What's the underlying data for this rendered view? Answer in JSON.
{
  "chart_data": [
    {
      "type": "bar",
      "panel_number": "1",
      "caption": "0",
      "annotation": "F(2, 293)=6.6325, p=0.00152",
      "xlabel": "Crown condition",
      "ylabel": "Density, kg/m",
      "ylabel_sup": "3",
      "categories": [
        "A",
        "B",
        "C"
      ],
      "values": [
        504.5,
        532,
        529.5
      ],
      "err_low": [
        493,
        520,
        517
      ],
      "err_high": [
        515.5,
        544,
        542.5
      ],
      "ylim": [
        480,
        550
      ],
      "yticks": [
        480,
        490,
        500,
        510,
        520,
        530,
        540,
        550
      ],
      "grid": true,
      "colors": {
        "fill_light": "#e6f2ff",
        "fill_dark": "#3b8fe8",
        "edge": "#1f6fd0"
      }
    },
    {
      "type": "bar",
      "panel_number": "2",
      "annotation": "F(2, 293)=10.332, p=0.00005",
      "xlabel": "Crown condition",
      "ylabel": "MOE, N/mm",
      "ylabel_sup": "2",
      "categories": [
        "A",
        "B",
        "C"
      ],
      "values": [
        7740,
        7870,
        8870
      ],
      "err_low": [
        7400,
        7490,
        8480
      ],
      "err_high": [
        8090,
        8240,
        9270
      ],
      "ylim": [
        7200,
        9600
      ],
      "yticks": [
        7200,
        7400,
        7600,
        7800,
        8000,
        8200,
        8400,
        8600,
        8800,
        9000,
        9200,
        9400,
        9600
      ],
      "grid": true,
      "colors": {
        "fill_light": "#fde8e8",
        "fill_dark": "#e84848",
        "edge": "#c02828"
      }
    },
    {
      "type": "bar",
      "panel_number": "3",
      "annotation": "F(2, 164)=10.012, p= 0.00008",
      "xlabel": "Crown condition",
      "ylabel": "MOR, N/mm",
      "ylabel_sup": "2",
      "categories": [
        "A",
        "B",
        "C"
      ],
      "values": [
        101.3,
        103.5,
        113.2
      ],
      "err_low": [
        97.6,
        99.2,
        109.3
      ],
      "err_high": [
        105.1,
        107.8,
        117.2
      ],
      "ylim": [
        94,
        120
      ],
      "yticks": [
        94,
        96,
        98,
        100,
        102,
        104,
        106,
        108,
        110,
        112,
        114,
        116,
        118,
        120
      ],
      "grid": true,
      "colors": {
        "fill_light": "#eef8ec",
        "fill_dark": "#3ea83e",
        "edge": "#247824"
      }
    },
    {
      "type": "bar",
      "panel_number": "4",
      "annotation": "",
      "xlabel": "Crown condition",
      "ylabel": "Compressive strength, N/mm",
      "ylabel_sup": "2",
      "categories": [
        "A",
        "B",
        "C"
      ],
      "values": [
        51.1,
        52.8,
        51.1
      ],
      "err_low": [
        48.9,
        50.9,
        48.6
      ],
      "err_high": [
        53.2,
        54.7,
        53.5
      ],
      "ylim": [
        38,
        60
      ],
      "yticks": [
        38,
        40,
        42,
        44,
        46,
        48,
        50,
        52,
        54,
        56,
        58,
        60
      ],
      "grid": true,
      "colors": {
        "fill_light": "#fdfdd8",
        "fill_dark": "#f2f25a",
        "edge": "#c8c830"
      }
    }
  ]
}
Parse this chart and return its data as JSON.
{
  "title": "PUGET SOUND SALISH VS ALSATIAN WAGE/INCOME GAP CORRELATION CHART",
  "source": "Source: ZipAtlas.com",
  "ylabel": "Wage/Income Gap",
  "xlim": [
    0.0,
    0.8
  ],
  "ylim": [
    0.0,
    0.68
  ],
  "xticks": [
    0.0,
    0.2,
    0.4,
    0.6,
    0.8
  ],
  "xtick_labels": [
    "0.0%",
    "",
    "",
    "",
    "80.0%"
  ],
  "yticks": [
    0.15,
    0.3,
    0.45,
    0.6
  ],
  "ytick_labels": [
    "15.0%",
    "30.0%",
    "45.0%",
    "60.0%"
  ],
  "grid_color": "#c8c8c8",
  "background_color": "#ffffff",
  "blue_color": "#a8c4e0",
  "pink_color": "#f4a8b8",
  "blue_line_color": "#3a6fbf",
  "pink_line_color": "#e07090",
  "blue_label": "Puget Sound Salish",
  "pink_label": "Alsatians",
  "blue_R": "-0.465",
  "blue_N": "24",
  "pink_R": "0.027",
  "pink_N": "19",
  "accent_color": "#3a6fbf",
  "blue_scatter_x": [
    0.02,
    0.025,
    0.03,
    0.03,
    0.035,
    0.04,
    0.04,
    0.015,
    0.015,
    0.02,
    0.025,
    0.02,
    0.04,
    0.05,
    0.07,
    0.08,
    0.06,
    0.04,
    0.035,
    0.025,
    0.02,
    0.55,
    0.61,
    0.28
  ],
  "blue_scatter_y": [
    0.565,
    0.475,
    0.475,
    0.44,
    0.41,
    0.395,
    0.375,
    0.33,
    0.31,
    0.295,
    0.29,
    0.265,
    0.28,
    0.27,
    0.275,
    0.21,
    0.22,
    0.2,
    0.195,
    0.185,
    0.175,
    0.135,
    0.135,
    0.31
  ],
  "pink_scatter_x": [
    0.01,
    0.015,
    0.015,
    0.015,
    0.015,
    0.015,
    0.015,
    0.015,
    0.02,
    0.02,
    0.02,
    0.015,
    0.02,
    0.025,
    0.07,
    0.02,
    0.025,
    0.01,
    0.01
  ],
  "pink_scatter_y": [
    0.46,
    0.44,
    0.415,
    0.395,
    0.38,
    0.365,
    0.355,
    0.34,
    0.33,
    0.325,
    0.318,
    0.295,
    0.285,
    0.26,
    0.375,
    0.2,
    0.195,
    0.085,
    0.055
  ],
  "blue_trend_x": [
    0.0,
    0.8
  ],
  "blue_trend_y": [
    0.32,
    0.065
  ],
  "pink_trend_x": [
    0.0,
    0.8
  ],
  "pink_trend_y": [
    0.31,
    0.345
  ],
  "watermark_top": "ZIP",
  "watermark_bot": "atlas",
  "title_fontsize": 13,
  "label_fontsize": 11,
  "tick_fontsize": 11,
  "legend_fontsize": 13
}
^^^^^^^^^^^^^^^^
PROBLEM DESCRIPTION: Report the number of lines that include the string "JSON"; return nothing but the count.

ANSWER TO THE PROBLEM: 2